(Some records)
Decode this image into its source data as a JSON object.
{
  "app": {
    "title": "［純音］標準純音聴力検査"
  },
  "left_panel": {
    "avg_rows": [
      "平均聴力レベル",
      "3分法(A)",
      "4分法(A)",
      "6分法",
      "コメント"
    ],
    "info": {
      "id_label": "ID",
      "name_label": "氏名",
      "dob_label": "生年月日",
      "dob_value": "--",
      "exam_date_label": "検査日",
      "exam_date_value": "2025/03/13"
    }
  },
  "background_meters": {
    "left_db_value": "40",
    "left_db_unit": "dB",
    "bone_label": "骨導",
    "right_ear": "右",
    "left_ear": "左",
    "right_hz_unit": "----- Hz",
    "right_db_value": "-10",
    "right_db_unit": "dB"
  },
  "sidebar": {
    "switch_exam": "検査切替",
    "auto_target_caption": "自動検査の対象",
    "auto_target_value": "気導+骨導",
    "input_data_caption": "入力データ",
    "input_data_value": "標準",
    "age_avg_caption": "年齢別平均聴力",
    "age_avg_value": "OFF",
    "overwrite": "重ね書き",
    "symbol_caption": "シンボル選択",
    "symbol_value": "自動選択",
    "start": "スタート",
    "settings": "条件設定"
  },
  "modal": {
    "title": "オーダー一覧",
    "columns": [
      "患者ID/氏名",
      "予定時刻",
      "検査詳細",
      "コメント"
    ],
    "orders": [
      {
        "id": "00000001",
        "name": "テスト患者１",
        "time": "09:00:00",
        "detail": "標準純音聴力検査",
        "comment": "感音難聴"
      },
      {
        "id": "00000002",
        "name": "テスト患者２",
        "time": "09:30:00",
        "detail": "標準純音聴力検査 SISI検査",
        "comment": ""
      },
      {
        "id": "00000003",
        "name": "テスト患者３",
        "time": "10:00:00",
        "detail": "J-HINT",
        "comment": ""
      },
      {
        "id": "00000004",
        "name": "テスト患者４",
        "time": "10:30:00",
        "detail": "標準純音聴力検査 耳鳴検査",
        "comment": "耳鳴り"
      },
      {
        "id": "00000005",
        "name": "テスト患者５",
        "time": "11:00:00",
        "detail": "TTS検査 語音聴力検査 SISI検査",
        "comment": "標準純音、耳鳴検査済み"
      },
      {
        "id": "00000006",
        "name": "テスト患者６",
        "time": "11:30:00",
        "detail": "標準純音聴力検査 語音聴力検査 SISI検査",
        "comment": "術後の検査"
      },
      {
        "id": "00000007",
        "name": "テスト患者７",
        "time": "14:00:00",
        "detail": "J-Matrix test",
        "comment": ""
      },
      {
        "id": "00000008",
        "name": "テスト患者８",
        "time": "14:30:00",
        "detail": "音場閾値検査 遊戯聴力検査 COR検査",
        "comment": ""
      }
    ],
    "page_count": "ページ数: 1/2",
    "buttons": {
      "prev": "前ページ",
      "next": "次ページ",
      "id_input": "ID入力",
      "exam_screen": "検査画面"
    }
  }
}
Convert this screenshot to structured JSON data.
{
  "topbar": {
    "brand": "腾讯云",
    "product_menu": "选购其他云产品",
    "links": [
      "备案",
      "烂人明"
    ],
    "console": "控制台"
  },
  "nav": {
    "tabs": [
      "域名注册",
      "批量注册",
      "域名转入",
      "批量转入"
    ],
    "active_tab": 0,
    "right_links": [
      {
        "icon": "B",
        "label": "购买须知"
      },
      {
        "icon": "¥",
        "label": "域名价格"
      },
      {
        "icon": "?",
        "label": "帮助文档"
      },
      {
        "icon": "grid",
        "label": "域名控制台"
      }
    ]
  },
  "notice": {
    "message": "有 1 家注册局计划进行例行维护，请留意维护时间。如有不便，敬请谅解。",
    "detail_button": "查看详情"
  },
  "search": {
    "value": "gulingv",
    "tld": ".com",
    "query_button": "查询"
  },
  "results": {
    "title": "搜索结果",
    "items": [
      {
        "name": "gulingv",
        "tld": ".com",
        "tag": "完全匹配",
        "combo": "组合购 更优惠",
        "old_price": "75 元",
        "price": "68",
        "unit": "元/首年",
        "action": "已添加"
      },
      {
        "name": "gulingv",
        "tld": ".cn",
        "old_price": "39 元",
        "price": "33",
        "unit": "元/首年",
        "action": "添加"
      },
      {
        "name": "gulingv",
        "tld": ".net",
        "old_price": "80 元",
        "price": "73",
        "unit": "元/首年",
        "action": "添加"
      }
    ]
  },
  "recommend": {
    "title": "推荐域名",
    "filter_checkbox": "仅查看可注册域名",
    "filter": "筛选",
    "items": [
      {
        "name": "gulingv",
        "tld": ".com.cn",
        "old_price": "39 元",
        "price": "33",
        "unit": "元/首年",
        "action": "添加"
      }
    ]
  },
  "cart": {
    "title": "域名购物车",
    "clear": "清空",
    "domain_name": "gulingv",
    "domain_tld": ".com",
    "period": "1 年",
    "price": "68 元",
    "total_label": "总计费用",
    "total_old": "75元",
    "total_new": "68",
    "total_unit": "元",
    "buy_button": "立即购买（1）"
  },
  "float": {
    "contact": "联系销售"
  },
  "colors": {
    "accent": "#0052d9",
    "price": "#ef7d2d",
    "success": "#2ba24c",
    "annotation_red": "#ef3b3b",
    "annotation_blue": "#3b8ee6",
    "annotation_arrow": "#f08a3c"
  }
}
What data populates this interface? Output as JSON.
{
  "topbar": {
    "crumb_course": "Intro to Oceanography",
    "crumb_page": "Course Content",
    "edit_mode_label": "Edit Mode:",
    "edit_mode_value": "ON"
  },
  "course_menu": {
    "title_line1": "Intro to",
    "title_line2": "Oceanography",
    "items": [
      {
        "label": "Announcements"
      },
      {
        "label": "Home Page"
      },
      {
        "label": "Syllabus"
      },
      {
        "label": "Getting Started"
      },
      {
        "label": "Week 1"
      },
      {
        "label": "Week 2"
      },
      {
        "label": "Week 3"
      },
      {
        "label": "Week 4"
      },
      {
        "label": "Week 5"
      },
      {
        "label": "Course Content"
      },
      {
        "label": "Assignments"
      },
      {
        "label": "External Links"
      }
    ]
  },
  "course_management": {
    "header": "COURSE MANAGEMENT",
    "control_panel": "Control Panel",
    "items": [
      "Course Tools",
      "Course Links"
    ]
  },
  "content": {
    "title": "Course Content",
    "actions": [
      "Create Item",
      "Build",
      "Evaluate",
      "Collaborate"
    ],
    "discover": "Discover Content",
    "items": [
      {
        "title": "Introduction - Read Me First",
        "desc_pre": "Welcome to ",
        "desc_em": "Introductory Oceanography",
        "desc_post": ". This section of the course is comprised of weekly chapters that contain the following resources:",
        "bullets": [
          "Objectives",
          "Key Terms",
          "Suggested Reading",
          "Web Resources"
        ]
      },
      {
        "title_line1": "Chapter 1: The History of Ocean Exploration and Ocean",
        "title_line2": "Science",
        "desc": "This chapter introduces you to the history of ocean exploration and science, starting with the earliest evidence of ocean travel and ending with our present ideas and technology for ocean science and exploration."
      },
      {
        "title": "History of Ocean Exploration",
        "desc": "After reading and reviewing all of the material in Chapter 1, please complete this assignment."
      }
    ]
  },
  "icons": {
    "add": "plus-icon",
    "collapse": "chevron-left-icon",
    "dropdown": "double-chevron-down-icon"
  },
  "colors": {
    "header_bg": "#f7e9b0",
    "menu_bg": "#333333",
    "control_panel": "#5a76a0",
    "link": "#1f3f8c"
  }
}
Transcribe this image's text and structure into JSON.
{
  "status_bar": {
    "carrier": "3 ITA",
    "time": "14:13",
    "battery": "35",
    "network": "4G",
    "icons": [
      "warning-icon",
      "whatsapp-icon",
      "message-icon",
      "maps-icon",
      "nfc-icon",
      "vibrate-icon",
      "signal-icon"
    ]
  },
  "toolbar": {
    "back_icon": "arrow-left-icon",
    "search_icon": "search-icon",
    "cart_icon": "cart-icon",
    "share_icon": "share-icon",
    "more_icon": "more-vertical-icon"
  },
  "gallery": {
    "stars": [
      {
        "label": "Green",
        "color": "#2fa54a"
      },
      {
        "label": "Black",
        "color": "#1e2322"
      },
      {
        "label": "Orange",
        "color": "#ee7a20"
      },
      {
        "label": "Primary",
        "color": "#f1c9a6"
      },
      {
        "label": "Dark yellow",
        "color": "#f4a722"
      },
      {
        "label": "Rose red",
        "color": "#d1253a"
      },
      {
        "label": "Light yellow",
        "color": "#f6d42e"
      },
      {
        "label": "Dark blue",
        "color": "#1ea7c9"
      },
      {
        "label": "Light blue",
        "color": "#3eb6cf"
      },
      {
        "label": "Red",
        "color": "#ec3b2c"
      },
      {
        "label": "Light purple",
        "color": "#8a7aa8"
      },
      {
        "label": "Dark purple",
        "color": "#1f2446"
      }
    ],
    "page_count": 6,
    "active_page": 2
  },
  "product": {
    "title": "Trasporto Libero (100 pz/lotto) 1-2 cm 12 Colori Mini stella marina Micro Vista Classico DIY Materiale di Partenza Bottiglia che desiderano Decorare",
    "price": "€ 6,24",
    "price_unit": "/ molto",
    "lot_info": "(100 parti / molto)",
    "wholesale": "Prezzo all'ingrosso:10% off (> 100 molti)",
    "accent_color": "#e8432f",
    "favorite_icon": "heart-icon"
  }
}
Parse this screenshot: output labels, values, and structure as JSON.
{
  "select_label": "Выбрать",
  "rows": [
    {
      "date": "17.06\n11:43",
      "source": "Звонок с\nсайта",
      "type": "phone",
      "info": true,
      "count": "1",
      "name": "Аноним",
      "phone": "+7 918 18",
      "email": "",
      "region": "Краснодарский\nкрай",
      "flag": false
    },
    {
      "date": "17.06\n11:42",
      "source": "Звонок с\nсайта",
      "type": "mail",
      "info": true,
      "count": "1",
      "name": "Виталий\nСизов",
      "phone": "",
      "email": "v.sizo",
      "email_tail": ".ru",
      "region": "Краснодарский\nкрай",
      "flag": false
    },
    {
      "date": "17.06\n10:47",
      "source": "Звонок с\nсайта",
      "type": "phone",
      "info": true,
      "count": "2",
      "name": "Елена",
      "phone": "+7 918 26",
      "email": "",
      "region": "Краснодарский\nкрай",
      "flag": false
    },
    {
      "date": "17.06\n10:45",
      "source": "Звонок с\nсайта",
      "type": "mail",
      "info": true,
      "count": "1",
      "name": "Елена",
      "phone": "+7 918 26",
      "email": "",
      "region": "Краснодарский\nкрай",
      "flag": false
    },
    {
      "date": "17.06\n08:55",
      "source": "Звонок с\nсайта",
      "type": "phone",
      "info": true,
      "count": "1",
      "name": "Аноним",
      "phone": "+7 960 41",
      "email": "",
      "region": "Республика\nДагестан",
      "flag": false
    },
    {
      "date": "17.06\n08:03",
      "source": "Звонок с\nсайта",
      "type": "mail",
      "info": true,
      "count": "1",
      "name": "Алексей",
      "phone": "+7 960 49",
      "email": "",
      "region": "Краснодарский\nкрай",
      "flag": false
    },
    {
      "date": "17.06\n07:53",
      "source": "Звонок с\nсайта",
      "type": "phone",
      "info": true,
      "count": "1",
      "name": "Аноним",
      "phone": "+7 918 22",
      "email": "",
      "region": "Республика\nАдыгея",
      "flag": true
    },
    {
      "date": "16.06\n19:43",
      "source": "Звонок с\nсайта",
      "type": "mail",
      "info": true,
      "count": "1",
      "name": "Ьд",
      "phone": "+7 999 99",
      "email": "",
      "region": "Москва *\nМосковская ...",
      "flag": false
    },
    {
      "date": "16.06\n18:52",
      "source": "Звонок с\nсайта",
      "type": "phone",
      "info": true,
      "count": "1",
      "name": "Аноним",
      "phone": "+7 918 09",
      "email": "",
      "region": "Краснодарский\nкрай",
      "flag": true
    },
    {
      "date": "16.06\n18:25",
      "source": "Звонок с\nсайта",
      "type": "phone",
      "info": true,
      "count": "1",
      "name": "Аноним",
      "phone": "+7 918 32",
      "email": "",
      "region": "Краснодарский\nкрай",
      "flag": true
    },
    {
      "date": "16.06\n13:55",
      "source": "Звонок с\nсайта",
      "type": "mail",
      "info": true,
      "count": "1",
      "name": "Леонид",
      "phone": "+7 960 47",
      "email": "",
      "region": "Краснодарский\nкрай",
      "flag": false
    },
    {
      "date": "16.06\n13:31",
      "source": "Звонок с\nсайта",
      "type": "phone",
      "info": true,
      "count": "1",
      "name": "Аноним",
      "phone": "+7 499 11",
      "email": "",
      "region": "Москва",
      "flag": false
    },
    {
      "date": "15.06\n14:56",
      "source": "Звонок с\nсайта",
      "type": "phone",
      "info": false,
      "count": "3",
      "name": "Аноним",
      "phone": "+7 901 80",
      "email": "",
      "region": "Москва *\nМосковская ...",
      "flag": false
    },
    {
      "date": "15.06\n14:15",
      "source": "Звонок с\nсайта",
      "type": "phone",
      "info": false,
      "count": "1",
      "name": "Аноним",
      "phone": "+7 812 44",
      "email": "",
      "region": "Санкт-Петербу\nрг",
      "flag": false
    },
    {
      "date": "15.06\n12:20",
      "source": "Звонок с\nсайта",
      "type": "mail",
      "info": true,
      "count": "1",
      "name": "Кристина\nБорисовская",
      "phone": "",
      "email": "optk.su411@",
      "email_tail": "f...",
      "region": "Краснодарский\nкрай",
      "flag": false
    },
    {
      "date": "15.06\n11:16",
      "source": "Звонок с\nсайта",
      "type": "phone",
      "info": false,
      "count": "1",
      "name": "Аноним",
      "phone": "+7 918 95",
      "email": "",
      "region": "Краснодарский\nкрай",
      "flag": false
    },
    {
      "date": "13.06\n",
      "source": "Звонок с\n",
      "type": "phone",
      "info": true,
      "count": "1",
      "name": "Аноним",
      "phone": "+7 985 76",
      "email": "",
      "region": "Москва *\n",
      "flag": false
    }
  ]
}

AIM OF THE EXERCISE -
All lines above containing the string "Light" are to be collected.

TASK OUTPUT -
        "label": "Light yellow",
        "label": "Light blue",
        "label": "Light purple",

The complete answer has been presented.